Begin at the line below that contains "Give me the". Repeat it and all remaining lines of the records exactly.

** Start INPUT ROWS **

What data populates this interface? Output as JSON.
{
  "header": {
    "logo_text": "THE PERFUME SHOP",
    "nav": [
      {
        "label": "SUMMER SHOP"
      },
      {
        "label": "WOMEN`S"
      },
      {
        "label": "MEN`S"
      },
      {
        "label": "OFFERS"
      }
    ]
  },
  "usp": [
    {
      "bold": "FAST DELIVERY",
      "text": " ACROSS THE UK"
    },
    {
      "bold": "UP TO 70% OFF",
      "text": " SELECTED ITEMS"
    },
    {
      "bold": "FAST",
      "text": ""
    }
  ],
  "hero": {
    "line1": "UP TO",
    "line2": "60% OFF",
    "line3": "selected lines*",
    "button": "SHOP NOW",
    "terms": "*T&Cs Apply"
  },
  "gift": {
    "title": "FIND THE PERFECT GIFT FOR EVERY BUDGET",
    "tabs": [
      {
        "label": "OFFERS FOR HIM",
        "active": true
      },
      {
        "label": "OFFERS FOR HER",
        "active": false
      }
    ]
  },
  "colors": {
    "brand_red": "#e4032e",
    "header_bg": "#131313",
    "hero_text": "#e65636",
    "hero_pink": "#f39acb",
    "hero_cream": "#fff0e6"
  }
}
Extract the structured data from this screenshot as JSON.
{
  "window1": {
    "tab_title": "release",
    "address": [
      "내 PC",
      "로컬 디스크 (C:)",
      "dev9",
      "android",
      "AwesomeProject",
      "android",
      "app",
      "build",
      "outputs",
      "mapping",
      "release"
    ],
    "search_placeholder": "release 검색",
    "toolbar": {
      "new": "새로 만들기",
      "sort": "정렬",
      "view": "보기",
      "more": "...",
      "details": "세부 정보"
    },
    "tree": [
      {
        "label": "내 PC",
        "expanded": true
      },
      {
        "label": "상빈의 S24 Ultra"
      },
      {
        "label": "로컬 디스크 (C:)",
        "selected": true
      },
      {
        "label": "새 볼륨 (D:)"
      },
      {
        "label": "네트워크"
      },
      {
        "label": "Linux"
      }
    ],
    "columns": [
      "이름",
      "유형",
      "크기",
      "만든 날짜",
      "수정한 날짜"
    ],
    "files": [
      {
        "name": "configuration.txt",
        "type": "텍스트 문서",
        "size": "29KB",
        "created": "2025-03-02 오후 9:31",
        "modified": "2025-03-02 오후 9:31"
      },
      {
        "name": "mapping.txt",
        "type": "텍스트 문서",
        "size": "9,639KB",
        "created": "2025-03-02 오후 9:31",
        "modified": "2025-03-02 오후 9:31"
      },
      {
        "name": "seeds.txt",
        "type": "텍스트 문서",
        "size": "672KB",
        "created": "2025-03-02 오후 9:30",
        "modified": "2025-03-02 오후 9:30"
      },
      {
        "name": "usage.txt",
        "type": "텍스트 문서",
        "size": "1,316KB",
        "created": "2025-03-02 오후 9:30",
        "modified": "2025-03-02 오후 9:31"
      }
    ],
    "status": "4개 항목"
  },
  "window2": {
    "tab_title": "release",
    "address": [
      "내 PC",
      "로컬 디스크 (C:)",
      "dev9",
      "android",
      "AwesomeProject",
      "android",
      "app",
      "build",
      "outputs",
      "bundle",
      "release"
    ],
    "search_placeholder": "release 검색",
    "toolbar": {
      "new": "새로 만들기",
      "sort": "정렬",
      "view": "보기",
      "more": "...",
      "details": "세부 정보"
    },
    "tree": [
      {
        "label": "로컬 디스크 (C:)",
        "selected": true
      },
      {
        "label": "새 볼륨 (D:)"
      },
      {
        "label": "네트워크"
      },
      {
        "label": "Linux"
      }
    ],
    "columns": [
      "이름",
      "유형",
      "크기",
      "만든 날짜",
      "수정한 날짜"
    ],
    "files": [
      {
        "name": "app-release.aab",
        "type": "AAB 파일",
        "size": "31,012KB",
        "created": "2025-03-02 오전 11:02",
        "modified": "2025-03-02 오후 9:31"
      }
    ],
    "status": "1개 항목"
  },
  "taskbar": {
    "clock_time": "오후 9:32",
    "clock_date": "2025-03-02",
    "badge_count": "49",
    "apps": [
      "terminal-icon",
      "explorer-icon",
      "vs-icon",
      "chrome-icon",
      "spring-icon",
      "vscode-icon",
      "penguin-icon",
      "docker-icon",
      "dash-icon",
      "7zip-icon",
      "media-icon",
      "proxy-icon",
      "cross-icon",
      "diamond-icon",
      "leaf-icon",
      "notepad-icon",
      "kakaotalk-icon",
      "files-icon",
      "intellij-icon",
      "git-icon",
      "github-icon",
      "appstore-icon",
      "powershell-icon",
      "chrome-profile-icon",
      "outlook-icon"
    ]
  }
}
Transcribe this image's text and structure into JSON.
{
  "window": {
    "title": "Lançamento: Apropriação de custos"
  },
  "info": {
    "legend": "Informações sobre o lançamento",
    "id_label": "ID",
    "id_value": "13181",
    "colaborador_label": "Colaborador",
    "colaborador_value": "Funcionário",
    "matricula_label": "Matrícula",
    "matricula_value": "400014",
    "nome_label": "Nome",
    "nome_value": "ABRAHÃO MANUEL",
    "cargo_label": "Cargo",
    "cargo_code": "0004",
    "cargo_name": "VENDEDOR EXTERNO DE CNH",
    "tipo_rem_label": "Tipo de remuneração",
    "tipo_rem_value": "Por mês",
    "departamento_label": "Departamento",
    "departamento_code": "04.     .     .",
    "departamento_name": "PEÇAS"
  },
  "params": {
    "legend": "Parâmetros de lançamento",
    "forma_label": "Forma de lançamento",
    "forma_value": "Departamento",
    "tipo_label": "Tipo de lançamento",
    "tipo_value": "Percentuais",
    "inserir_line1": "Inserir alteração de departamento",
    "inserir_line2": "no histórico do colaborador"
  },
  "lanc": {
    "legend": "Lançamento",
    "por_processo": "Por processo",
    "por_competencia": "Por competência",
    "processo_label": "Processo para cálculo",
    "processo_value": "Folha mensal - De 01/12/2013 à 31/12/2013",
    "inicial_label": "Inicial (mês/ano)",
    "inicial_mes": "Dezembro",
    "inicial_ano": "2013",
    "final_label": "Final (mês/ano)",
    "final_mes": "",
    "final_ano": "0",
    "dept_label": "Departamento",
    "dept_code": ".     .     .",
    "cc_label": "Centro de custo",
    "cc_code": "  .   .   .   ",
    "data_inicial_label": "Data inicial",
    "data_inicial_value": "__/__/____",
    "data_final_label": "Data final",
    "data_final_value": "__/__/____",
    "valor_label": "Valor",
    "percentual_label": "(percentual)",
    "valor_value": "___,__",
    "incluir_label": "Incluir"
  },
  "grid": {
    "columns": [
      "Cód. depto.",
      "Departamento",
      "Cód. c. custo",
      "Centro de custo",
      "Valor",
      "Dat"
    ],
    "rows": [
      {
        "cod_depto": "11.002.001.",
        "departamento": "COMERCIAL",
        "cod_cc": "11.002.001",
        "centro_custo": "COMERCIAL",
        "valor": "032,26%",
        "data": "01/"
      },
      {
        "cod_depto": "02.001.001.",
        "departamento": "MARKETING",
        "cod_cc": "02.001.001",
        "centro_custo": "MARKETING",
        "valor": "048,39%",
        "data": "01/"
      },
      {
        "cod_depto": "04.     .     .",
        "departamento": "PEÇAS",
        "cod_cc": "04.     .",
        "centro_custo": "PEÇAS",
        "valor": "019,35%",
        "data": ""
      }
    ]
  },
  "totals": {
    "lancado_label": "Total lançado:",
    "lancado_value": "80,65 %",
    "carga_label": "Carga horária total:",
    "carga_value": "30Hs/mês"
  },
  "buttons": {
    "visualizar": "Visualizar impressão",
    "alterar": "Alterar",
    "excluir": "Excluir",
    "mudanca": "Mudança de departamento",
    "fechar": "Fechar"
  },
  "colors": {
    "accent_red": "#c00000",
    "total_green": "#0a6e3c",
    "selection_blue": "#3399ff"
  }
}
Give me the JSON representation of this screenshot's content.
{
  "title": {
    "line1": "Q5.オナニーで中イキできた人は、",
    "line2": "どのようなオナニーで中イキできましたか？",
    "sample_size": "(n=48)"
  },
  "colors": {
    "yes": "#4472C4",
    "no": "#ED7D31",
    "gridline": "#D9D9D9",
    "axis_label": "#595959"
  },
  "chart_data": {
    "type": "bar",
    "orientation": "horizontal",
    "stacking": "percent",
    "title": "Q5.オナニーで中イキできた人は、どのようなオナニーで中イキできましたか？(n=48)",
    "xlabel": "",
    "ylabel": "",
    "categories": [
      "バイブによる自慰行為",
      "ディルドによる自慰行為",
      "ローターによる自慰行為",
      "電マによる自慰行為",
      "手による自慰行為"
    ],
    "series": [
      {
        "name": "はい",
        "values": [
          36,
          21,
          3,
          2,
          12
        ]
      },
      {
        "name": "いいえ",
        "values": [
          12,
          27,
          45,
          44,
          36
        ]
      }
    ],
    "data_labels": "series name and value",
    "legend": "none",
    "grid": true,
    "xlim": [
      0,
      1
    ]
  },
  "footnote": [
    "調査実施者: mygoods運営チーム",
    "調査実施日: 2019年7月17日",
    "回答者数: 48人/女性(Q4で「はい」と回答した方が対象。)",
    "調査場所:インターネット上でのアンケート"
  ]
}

** End INPUT ROWS **

▶ _WRITTEN ANSWER_:
Give me the JSON representation of this screenshot's content.
{
  "title": {
    "line1": "Q5.オナニーで中イキできた人は、",
    "line2": "どのようなオナニーで中イキできましたか？",
    "sample_size": "(n=48)"
  },
  "colors": {
    "yes": "#4472C4",
    "no": "#ED7D31",
    "gridline": "#D9D9D9",
    "axis_label": "#595959"
  },
  "chart_data": {
    "type": "bar",
    "orientation": "horizontal",
    "stacking": "percent",
    "title": "Q5.オナニーで中イキできた人は、どのようなオナニーで中イキできましたか？(n=48)",
    "xlabel": "",
    "ylabel": "",
    "categories": [
      "バイブによる自慰行為",
      "ディルドによる自慰行為",
      "ローターによる自慰行為",
      "電マによる自慰行為",
      "手による自慰行為"
    ],
    "series": [
      {
        "name": "はい",
        "values": [
          36,
          21,
          3,
          2,
          12
        ]
      },
      {
        "name": "いいえ",
        "values": [
          12,
          27,
          45,
          44,
          36
        ]
      }
    ],
    "data_labels": "series name and value",
    "legend": "none",
    "grid": true,
    "xlim": [
      0,
      1
    ]
  },
  "footnote": [
    "調査実施者: mygoods運営チーム",
    "調査実施日: 2019年7月17日",
    "回答者数: 48人/女性(Q4で「はい」と回答した方が対象。)",
    "調査場所:インターネット上でのアンケート"
  ]
}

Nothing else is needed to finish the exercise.